▸ Extracted data entries
▬▬▬▬▬▬
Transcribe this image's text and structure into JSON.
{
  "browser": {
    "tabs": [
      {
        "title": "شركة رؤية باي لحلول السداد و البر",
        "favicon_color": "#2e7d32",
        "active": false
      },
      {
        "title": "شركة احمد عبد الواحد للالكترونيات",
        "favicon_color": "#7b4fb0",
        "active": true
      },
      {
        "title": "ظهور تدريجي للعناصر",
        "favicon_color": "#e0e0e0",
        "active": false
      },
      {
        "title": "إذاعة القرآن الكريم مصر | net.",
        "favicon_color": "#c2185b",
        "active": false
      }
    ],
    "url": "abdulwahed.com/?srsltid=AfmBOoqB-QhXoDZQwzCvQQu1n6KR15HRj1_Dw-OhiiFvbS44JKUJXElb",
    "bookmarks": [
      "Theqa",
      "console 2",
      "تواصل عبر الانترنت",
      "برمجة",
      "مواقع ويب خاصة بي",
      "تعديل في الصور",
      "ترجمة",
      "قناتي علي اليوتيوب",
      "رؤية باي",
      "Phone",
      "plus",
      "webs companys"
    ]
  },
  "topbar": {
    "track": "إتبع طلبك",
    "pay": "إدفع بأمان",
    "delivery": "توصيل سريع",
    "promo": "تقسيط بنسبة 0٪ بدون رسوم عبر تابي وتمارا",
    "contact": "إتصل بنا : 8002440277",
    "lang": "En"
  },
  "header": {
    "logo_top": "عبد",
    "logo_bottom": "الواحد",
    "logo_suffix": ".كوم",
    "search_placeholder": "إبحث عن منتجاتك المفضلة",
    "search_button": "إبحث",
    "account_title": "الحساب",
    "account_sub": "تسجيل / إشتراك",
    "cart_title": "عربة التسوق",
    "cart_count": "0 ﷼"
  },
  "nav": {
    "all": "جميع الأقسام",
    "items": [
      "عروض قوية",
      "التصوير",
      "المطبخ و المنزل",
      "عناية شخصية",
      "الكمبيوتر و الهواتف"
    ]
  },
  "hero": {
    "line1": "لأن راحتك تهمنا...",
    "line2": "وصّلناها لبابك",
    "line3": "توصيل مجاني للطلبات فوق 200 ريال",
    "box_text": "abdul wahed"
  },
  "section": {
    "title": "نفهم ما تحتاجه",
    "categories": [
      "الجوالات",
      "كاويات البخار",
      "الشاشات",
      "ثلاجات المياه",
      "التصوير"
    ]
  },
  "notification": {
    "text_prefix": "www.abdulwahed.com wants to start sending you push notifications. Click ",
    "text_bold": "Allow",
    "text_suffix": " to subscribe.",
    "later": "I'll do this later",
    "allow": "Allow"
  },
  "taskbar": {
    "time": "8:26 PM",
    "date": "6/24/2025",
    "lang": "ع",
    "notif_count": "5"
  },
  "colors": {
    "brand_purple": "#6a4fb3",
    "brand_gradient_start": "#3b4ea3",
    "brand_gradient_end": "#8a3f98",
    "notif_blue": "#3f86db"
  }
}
▬▬▬▬▬▬
Search the listing above for the string "توصيل". Copy every line that contains it.

    "delivery": "توصيل سريع",
    "line3": "توصيل مجاني للطلبات فوق 200 ريال",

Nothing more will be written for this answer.